- _Instructions to follow_: Going through the material below, please gather all lines with the word "causes" in them.

= = =

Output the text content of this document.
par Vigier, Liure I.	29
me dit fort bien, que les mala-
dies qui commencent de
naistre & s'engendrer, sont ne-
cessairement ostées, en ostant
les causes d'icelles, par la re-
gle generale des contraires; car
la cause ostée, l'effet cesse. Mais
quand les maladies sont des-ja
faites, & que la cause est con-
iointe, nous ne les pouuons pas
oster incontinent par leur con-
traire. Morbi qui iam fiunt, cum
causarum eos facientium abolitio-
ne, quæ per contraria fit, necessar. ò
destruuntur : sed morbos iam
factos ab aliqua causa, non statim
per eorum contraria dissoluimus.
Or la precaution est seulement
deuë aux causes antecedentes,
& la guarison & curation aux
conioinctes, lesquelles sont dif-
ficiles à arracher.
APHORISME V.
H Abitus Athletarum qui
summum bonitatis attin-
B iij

= = =

- _Exercise result_:
les causes d'icelles, par la re-
deuë aux causes antecedentes,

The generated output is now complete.